* [Aim of the task]:
Search the material for the string "type", then return every line where it is found.

Records from a collection of figures
--- Begin ---

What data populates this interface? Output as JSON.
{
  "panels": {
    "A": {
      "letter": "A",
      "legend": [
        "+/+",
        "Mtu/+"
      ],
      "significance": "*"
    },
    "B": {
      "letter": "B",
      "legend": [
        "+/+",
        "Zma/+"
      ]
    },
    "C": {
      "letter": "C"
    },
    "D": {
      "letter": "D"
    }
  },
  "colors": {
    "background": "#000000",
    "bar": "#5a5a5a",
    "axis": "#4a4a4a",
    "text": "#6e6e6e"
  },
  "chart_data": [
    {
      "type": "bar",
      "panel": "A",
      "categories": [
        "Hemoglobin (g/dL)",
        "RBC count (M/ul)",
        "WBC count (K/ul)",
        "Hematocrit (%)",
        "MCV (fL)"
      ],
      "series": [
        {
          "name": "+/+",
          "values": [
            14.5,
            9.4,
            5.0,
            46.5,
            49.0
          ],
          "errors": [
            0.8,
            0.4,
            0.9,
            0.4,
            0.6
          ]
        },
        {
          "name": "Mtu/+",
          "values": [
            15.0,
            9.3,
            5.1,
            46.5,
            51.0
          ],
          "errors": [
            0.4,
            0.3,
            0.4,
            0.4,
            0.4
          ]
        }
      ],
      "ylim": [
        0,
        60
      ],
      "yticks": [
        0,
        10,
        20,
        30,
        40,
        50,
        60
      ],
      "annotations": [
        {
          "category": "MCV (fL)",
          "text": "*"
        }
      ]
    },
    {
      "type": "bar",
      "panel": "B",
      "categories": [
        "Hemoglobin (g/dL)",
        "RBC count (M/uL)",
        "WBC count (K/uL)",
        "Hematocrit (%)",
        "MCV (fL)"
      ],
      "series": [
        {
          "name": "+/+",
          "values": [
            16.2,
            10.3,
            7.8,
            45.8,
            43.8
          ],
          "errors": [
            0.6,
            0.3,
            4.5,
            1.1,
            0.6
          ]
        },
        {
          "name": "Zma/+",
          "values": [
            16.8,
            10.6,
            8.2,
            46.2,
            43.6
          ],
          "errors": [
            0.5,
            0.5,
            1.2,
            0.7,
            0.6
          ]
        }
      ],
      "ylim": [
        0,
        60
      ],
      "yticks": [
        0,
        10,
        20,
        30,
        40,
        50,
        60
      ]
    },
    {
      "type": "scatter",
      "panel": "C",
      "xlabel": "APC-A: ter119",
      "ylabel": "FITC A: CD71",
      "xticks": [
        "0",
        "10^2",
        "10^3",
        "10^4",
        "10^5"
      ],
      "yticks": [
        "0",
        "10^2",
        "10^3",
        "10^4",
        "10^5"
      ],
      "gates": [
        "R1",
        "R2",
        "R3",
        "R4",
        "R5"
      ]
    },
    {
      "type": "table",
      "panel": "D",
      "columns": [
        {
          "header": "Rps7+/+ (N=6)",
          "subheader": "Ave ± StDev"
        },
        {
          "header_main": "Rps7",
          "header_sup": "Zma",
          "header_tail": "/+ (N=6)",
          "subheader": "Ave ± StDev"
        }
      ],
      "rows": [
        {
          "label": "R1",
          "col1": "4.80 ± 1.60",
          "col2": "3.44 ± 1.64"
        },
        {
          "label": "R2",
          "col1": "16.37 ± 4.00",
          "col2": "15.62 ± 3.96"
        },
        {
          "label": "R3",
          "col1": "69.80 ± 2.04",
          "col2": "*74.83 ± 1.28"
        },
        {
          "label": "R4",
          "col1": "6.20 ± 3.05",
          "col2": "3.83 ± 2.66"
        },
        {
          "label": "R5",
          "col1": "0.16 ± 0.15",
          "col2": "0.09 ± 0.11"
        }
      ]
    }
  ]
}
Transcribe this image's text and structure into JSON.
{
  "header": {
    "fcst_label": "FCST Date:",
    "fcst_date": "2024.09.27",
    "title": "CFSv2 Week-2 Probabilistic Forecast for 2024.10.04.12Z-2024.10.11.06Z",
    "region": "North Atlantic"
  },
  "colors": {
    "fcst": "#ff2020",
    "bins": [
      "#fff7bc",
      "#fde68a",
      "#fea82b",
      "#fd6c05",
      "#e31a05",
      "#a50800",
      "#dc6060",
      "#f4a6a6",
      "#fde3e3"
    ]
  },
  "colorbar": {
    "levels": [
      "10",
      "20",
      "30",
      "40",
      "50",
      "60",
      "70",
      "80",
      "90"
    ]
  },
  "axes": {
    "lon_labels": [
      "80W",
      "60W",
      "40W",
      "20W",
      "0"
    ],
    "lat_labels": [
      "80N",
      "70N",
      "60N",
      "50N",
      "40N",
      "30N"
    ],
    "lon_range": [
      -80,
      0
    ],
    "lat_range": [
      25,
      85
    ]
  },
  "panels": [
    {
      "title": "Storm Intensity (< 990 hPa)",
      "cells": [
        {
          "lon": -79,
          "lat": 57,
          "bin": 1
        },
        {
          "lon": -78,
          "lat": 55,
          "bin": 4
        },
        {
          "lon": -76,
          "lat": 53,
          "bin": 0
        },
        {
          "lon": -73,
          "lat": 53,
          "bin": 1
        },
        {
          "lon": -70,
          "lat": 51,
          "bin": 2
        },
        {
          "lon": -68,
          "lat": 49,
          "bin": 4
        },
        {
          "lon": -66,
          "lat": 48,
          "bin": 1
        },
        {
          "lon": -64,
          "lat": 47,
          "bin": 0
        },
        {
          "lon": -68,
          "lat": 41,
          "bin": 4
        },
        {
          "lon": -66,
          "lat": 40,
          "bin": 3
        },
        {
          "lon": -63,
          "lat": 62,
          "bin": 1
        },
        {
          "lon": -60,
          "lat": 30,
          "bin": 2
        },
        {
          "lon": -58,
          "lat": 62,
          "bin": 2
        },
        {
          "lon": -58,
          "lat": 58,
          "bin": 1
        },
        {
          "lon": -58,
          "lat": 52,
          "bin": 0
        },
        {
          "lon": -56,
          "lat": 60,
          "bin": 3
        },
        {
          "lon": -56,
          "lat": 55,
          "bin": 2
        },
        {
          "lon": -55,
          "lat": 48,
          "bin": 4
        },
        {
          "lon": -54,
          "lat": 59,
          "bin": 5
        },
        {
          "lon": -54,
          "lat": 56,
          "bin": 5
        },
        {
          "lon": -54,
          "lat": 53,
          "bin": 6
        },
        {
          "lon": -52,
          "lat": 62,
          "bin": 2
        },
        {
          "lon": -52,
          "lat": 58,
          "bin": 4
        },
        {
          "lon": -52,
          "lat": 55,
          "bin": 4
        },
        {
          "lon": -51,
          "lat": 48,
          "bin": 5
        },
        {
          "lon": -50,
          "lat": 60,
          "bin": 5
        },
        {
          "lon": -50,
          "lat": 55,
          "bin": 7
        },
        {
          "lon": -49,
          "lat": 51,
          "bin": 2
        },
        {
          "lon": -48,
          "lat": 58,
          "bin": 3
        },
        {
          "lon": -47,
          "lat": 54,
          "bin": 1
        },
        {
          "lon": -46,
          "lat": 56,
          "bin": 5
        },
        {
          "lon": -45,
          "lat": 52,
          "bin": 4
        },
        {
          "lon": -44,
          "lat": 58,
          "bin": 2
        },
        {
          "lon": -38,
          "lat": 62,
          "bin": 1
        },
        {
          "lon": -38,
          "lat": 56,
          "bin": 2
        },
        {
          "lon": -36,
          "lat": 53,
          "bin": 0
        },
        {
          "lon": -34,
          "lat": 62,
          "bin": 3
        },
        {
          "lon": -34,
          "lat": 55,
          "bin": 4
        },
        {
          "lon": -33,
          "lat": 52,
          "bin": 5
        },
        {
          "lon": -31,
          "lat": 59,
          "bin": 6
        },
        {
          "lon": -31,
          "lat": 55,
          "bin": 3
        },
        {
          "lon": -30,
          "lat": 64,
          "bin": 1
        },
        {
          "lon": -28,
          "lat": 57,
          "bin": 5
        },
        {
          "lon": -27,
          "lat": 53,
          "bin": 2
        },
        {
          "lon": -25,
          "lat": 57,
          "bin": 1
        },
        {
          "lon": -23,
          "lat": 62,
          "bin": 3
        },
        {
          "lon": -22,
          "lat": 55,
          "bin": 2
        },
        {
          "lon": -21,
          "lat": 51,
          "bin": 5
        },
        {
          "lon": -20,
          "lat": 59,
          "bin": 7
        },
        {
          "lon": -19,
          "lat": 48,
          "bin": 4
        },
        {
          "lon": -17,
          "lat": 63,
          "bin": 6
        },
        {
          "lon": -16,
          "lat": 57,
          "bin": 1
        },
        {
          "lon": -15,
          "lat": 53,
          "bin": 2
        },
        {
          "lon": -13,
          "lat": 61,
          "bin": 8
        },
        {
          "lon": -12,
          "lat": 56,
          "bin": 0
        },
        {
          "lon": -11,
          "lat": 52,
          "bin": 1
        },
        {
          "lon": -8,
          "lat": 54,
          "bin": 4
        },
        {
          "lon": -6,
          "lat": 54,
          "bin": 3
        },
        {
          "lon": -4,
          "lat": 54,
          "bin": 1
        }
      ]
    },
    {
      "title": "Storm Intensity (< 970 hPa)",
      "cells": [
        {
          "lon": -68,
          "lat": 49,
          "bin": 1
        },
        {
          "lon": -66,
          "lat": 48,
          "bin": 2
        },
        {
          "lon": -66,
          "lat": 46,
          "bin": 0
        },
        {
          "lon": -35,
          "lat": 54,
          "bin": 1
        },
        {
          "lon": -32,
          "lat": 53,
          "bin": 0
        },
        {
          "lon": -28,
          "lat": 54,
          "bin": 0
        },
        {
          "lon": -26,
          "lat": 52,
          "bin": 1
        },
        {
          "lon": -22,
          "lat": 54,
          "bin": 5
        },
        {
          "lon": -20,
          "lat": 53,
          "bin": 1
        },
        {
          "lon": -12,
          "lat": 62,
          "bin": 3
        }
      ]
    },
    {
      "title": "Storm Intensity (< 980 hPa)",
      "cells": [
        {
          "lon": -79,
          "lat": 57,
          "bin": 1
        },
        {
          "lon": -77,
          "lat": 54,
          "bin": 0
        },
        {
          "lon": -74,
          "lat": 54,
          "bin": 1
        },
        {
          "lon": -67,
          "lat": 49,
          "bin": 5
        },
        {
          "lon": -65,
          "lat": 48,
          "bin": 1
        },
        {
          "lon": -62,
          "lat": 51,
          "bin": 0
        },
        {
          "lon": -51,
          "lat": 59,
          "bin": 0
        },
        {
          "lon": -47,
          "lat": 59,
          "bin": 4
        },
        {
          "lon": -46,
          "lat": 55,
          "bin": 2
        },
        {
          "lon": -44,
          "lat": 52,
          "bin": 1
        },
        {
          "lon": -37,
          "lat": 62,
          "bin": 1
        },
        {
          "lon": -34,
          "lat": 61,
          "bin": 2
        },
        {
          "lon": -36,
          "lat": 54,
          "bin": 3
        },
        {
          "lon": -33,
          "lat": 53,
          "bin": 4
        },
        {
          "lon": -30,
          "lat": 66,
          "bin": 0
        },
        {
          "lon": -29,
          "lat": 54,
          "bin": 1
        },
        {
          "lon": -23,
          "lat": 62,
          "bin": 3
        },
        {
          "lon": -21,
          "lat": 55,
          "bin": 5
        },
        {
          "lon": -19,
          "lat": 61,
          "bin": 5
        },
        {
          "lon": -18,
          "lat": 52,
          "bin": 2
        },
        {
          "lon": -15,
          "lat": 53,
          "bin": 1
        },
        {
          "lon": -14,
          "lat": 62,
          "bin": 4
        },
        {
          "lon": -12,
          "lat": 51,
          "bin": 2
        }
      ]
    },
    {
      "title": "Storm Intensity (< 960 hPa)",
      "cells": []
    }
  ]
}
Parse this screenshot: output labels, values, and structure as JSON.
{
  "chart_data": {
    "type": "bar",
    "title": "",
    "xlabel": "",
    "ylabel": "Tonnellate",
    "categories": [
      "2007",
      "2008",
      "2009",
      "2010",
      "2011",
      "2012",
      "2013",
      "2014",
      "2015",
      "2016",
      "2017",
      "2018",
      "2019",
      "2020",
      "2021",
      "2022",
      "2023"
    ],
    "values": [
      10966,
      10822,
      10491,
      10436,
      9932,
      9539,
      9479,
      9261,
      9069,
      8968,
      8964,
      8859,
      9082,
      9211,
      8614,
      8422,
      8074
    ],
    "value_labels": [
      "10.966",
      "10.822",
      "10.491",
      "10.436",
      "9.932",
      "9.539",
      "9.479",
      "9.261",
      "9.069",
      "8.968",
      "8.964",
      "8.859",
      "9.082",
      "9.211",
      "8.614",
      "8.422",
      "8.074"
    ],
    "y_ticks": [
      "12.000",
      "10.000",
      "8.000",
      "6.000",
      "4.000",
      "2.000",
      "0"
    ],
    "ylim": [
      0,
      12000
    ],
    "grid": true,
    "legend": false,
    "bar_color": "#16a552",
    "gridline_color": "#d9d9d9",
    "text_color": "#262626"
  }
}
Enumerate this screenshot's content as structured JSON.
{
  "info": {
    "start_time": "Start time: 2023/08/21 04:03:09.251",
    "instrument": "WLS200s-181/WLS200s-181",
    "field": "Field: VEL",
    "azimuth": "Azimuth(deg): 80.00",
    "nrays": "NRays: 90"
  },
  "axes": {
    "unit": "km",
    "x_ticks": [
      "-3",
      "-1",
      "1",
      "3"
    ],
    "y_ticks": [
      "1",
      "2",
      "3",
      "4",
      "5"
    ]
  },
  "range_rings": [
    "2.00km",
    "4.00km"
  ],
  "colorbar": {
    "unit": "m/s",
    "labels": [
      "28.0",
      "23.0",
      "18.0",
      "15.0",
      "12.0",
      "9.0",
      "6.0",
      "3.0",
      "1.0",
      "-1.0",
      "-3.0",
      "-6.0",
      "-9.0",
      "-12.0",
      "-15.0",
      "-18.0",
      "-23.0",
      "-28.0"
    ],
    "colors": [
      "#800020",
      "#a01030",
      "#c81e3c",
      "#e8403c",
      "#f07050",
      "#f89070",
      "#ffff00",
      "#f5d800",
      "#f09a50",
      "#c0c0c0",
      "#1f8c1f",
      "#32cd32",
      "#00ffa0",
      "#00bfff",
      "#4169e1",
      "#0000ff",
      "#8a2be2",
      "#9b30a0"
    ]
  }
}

--- End ---

* [Reply]:
      "type": "bar",
      "type": "bar",
      "type": "scatter",
      "type": "table",
    "type": "bar",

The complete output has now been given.